• [INFORMATION SHOWN]

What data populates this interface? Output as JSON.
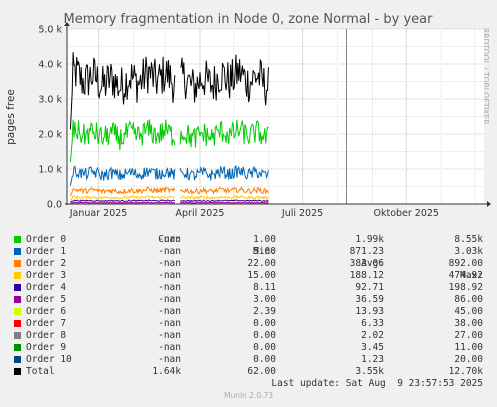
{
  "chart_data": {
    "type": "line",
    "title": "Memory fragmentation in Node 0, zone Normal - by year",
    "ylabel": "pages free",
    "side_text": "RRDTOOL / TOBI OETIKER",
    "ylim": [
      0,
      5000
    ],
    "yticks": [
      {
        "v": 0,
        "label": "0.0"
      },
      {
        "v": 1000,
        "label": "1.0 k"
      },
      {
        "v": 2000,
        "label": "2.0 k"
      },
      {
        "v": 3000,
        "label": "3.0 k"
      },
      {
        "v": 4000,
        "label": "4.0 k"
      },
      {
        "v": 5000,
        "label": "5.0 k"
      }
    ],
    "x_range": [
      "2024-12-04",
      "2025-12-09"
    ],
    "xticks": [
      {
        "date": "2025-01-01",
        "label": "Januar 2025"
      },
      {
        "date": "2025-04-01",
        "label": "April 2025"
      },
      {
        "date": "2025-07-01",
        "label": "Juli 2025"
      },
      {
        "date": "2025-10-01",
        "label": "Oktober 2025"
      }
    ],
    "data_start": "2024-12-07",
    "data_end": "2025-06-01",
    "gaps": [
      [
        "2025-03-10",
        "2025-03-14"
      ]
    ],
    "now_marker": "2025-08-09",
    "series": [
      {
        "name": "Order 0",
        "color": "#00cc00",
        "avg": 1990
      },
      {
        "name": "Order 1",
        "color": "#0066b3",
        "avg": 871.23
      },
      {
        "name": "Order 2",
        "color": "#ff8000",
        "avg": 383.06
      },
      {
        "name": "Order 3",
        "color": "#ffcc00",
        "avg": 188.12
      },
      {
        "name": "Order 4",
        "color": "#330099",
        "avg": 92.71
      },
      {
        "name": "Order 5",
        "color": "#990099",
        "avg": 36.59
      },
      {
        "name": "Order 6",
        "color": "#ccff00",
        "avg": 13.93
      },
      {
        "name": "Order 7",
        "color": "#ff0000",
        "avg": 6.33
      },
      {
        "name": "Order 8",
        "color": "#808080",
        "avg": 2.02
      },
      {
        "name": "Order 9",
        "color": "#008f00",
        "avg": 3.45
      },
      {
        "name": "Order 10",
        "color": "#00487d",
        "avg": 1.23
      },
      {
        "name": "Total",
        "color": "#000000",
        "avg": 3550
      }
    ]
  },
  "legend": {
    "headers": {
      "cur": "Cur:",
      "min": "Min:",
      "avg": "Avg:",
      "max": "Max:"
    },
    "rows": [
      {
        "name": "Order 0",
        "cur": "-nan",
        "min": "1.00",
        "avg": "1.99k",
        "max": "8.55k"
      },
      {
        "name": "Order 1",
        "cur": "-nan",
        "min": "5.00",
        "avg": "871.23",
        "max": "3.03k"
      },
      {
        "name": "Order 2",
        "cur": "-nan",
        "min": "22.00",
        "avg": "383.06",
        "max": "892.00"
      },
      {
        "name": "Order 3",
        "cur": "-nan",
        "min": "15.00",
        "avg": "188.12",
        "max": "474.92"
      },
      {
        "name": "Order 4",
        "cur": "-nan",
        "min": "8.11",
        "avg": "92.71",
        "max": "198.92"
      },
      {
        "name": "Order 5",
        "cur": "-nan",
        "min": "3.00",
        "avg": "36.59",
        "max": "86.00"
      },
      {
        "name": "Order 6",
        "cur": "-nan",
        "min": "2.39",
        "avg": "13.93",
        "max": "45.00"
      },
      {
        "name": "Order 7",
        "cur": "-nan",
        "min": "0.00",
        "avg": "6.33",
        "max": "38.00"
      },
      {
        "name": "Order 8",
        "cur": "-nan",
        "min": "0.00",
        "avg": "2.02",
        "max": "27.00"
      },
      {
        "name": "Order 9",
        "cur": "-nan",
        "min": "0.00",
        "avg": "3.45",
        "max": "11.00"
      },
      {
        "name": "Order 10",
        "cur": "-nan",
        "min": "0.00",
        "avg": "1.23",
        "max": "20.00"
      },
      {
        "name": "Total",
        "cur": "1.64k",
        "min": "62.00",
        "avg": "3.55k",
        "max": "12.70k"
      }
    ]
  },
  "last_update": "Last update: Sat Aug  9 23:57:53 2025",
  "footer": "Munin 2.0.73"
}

• [EXERCISE GOAL] Show the lines of the data that hold the word "color".

• [THE REPLY]
        "color": "#00cc00",
        "color": "#0066b3",
        "color": "#ff8000",
        "color": "#ffcc00",
        "color": "#330099",
        "color": "#990099",
        "color": "#ccff00",
        "color": "#ff0000",
        "color": "#808080",
        "color": "#008f00",
        "color": "#00487d",
        "color": "#000000",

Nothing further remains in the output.